DATASET ROWS —
..............................
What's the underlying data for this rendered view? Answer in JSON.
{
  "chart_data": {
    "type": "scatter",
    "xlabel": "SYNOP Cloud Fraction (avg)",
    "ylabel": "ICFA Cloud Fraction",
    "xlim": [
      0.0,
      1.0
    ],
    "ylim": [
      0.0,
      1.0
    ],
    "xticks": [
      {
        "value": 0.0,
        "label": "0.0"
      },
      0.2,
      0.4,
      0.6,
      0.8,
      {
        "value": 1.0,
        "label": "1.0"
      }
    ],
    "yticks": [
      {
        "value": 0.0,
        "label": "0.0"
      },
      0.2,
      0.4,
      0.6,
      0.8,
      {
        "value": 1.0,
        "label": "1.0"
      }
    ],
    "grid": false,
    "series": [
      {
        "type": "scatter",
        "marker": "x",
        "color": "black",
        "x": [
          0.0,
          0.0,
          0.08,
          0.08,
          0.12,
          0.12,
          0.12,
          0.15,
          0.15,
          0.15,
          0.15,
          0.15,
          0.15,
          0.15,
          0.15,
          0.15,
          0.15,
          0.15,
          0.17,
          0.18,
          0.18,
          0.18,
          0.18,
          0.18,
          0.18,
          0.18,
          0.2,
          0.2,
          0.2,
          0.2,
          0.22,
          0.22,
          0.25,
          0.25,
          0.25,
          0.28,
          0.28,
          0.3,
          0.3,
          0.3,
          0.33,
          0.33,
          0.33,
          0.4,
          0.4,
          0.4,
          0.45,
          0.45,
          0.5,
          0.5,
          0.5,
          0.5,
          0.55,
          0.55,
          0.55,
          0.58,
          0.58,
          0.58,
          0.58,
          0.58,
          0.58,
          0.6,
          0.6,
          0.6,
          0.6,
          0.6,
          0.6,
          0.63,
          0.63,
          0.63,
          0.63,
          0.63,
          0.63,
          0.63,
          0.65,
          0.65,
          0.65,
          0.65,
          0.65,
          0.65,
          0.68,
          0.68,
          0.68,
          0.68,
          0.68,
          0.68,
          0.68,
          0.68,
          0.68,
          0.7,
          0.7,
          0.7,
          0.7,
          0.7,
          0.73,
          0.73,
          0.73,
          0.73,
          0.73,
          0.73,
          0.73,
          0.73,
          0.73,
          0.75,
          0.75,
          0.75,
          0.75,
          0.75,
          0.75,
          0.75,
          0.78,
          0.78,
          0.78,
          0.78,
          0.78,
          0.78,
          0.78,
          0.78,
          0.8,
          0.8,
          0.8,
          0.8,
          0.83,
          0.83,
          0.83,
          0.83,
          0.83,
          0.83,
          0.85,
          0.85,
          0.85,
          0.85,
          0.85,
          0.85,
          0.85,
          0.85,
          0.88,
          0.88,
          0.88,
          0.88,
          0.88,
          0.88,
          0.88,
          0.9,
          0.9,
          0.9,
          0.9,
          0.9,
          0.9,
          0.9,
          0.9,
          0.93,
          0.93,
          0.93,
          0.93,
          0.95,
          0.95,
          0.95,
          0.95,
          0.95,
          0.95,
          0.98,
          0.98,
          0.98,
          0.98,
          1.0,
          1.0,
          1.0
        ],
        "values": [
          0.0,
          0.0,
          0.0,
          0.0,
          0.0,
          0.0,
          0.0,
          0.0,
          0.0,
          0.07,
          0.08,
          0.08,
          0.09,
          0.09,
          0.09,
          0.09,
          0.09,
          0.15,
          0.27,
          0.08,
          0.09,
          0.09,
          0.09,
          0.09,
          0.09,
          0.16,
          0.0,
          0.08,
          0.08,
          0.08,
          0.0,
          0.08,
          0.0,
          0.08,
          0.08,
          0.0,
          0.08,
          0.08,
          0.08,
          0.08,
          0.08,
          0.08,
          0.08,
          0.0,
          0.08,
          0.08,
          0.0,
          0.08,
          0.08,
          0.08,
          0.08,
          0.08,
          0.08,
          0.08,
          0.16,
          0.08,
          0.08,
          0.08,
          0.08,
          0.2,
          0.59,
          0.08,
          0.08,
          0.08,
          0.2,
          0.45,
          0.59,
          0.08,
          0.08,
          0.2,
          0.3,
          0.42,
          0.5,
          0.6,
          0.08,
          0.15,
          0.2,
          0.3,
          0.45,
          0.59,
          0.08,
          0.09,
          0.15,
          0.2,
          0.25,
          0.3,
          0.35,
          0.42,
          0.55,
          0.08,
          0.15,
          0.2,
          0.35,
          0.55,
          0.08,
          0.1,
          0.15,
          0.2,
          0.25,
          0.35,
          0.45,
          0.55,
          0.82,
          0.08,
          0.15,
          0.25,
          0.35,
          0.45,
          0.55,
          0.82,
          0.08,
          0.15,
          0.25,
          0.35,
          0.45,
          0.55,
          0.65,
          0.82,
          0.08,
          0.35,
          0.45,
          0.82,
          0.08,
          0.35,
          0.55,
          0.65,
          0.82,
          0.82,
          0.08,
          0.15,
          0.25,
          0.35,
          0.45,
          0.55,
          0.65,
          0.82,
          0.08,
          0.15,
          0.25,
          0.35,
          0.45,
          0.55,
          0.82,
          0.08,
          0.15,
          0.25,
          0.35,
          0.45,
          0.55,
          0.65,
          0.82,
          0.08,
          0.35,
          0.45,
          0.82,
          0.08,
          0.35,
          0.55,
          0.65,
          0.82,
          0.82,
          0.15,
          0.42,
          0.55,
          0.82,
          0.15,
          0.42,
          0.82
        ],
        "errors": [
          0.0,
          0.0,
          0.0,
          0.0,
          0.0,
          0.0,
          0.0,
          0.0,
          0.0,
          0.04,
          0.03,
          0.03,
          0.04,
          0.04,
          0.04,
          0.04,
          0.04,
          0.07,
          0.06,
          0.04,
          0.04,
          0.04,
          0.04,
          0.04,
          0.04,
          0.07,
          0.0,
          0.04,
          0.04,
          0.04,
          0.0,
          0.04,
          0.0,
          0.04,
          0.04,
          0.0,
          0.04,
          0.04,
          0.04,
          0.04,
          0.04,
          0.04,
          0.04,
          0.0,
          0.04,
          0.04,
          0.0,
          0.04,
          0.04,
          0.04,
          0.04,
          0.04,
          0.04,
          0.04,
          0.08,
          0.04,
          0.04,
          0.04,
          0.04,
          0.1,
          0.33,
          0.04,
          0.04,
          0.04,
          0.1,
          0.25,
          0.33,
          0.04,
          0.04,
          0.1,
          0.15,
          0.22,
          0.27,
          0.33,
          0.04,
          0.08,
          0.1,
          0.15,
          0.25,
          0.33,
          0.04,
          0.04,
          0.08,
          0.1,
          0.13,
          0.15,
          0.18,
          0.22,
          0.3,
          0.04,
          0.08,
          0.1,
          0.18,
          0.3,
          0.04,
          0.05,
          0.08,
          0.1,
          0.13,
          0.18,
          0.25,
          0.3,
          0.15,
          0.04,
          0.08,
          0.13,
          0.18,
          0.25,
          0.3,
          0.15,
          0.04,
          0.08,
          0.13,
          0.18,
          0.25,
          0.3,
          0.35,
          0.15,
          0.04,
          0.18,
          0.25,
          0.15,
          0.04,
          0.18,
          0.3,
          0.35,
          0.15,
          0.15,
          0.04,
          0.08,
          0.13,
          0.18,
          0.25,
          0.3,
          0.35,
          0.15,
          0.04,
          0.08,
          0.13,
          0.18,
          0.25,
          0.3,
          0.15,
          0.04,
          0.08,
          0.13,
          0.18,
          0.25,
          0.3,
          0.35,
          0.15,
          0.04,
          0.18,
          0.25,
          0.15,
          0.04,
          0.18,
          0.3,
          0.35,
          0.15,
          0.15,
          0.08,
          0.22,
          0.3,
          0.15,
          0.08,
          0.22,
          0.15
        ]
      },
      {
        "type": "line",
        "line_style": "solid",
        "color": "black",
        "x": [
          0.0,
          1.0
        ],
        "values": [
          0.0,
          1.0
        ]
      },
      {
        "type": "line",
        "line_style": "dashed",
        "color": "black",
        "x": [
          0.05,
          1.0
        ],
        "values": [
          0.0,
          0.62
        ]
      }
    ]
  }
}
..............................
WRITTEN REQUEST — Look through the listing above. Pick out each line with "Cloud" and copy it.

THE ANSWER —
    "xlabel": "SYNOP Cloud Fraction (avg)",
    "ylabel": "ICFA Cloud Fraction",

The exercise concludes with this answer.